(Recorded data)
::::::
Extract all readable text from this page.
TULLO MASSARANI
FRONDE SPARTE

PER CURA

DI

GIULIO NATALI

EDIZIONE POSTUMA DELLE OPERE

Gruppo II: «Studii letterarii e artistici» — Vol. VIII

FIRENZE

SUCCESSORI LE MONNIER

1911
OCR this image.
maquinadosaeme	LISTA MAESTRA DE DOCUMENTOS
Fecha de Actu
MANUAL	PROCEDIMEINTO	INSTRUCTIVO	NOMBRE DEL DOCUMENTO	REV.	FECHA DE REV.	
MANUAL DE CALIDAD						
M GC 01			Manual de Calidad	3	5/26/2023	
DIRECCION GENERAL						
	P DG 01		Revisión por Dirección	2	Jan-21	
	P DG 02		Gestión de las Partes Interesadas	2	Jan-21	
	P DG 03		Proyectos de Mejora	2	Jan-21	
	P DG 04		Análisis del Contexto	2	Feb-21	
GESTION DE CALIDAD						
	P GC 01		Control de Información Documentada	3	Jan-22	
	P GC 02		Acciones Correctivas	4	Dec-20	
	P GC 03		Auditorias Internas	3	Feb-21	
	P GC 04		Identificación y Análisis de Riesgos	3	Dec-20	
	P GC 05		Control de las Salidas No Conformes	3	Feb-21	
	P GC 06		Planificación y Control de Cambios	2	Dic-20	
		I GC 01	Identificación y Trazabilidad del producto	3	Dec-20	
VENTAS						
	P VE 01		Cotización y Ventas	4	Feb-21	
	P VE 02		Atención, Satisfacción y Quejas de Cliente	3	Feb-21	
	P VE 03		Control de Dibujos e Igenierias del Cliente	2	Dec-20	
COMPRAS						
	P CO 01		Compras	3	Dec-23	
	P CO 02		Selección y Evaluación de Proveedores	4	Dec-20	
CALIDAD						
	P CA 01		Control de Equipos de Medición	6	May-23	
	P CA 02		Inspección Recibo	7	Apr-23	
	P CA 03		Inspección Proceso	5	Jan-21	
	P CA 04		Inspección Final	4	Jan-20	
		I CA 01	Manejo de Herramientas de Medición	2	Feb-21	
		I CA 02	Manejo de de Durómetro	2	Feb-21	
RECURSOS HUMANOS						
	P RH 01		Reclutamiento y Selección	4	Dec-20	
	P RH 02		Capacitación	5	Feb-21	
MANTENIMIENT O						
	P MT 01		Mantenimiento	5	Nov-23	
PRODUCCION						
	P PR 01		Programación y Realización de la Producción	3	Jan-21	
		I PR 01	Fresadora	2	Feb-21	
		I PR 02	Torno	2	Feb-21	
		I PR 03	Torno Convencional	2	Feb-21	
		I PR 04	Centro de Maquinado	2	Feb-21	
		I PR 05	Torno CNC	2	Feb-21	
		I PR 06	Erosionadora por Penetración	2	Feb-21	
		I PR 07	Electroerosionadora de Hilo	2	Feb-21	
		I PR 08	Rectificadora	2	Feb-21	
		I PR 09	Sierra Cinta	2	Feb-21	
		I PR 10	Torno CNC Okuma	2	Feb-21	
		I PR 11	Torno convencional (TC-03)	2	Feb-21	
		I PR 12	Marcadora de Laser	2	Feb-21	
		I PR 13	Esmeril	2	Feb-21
::::::
Task directions:
Show every line from the listing above in which the string "Identificación" appears.

Final result:
	P GC 04		Identificación y Análisis de Riesgos	3	Dec-20	
		I GC 01	Identificación y Trazabilidad del producto	3	Dec-20	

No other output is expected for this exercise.